§ The exercise
Using the entries that follow, count the lines containing the word "Direktorat" and give that number by itself.

§ Data shown
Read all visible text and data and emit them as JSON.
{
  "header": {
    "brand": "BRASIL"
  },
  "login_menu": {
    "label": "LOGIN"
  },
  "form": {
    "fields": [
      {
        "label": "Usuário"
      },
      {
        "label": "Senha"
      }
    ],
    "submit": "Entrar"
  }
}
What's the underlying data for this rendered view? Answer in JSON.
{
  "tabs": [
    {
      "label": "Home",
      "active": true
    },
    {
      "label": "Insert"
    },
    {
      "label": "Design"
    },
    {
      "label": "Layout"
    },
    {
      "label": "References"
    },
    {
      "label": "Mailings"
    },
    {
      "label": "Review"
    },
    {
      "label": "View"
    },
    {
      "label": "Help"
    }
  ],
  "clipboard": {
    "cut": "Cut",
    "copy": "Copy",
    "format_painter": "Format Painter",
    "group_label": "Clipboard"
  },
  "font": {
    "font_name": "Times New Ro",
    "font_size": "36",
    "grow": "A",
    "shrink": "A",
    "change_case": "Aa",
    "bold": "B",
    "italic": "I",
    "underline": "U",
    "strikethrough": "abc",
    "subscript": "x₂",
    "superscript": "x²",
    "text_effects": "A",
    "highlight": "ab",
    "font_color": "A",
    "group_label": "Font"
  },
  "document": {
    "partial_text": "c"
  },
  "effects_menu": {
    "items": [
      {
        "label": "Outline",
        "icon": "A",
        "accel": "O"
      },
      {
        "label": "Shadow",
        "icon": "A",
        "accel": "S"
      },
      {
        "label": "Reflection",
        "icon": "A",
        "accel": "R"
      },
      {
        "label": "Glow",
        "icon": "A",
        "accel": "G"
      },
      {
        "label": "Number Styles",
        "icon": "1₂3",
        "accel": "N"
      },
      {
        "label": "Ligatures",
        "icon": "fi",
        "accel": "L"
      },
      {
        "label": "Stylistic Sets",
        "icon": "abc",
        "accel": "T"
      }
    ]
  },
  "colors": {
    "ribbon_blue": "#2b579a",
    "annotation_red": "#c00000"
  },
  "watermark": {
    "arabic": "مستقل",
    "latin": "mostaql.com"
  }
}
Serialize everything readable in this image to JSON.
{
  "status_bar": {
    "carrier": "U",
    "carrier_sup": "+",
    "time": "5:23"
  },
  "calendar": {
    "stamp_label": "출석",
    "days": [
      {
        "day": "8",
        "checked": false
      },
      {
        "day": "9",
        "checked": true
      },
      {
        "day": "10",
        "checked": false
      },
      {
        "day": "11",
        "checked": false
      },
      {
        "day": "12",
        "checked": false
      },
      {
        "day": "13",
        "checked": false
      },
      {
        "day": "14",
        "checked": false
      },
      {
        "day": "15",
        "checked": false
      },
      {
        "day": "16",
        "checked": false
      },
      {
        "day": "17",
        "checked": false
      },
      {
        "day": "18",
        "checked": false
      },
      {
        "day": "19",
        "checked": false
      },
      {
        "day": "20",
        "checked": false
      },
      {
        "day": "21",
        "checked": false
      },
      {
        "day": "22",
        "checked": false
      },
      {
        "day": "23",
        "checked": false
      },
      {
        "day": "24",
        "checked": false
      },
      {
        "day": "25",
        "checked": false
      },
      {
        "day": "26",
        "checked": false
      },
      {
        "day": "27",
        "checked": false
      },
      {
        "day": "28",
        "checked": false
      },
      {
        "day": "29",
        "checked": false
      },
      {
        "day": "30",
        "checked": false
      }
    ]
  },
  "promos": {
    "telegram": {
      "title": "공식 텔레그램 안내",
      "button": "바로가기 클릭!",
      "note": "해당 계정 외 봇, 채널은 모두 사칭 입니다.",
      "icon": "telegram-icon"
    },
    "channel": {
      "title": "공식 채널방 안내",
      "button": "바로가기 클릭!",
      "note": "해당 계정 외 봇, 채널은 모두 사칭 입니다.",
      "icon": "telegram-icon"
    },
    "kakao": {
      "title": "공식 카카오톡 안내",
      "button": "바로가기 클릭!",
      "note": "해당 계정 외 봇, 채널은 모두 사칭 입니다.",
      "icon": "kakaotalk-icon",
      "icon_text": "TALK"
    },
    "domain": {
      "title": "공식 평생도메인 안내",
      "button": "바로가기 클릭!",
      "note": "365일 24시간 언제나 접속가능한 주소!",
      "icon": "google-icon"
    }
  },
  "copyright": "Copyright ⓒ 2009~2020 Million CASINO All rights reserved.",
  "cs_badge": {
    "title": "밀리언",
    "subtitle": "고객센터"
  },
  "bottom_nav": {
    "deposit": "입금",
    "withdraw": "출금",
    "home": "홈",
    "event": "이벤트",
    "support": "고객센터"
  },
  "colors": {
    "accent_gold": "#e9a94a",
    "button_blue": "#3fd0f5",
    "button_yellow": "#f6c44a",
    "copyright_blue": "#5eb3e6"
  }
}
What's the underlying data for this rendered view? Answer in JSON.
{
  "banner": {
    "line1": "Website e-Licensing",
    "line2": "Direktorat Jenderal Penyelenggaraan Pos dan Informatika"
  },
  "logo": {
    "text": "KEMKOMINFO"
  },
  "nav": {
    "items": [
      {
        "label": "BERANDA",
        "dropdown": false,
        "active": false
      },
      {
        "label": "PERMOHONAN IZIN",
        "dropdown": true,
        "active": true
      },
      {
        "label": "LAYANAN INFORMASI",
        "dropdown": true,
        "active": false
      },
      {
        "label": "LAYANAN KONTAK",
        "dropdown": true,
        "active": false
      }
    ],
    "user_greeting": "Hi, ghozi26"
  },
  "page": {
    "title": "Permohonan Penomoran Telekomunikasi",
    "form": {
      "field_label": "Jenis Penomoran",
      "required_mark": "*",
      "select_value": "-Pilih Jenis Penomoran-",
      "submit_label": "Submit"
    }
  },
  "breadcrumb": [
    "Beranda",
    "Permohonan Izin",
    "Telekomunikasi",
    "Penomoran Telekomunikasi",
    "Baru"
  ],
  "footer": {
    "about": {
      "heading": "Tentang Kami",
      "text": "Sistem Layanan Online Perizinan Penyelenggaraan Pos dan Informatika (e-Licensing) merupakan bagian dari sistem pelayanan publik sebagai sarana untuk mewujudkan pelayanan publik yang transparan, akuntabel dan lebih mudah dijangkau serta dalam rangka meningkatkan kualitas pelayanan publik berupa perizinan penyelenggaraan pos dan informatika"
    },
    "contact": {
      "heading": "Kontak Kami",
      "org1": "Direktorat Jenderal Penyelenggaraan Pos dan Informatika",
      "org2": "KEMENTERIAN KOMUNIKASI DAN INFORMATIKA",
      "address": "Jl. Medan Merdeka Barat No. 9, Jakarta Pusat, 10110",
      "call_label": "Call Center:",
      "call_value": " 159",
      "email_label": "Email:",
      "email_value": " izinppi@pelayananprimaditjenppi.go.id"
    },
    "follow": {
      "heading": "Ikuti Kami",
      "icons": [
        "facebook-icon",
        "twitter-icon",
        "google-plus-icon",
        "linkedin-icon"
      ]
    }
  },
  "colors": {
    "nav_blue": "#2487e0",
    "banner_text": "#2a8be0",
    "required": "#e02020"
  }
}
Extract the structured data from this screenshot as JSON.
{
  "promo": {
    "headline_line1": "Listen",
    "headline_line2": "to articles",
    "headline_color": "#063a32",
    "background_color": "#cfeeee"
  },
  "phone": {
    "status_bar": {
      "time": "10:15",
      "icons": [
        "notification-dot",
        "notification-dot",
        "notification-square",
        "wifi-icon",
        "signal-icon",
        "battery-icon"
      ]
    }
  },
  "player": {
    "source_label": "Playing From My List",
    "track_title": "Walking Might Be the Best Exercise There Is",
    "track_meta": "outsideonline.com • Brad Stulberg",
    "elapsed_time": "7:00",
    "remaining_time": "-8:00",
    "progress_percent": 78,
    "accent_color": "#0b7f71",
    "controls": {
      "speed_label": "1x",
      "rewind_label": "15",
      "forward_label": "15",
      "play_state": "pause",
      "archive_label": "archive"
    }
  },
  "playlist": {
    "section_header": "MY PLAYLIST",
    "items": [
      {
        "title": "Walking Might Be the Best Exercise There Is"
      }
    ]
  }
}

§ Solution to the problem
2